*EXERCISE PROMPT*.
Sift the listing for lines that hold the string "plus" and pull them out.

*RECORDS TO PROCESS*.
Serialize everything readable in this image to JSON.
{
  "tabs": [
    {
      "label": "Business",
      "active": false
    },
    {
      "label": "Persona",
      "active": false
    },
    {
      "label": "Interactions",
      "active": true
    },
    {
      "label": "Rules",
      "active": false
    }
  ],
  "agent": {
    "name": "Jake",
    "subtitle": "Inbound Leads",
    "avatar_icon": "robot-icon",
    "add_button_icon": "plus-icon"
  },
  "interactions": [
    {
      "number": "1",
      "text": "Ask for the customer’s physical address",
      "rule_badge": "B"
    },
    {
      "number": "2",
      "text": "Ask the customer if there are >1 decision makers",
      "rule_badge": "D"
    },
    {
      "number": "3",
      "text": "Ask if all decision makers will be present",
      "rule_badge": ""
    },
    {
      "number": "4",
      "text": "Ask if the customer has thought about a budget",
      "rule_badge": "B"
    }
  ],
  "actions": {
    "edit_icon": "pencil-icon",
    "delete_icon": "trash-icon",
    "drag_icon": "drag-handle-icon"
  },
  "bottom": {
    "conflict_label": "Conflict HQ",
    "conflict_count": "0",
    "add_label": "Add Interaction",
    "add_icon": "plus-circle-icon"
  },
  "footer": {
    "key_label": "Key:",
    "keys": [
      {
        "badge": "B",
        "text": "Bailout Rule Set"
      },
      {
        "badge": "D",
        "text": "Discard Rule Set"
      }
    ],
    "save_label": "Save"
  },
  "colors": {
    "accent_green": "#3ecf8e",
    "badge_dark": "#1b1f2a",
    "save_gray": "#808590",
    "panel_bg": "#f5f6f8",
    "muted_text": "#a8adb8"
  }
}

*RESULT OF THE EXERCISE*.
    "add_button_icon": "plus-icon"
    "add_icon": "plus-circle-icon"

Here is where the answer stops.